Pictures do not belong in the copy, so please give every entry below again exactly.

**Source data**
■ ■ ■

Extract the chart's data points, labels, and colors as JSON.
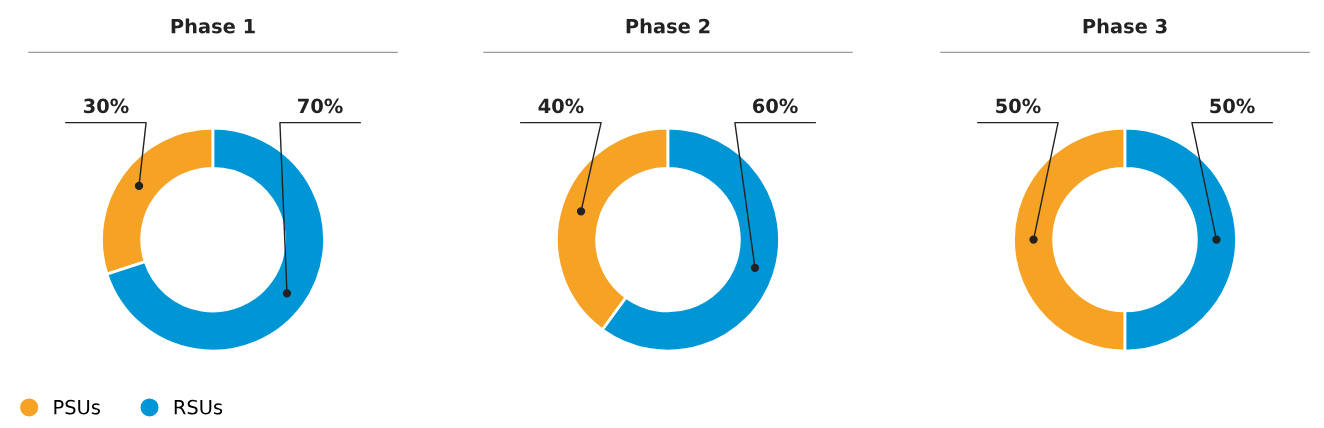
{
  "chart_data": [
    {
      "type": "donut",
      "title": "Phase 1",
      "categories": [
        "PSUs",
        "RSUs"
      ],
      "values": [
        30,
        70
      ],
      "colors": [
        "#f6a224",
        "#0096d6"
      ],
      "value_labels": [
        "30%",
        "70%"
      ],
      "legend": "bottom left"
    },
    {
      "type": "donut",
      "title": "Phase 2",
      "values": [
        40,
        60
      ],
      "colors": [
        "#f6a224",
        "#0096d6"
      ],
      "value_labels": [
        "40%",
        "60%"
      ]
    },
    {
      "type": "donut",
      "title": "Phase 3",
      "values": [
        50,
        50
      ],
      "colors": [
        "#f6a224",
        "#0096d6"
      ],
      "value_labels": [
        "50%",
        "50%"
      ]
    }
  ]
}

■ ■ ■

**Output**
Extract the chart's data points, labels, and colors as JSON.
{
  "chart_data": [
    {
      "type": "donut",
      "title": "Phase 1",
      "categories": [
        "PSUs",
        "RSUs"
      ],
      "values": [
        30,
        70
      ],
      "colors": [
        "#f6a224",
        "#0096d6"
      ],
      "value_labels": [
        "30%",
        "70%"
      ],
      "legend": "bottom left"
    },
    {
      "type": "donut",
      "title": "Phase 2",
      "values": [
        40,
        60
      ],
      "colors": [
        "#f6a224",
        "#0096d6"
      ],
      "value_labels": [
        "40%",
        "60%"
      ]
    },
    {
      "type": "donut",
      "title": "Phase 3",
      "values": [
        50,
        50
      ],
      "colors": [
        "#f6a224",
        "#0096d6"
      ],
      "value_labels": [
        "50%",
        "50%"
      ]
    }
  ]
}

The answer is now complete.